Dataset items
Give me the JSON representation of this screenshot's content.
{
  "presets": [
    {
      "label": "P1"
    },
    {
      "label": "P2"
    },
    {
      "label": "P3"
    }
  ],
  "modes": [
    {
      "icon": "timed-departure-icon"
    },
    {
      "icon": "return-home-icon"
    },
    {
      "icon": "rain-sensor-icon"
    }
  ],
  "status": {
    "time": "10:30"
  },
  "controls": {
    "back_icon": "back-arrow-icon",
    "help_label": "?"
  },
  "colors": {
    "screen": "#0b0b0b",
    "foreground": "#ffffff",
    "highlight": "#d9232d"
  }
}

- **Instructions to follow**
In the entries above, identify each line that includes the string "icon", then copy it.

- **Response**
      "icon": "timed-departure-icon"
      "icon": "return-home-icon"
      "icon": "rain-sensor-icon"
    "back_icon": "back-arrow-icon",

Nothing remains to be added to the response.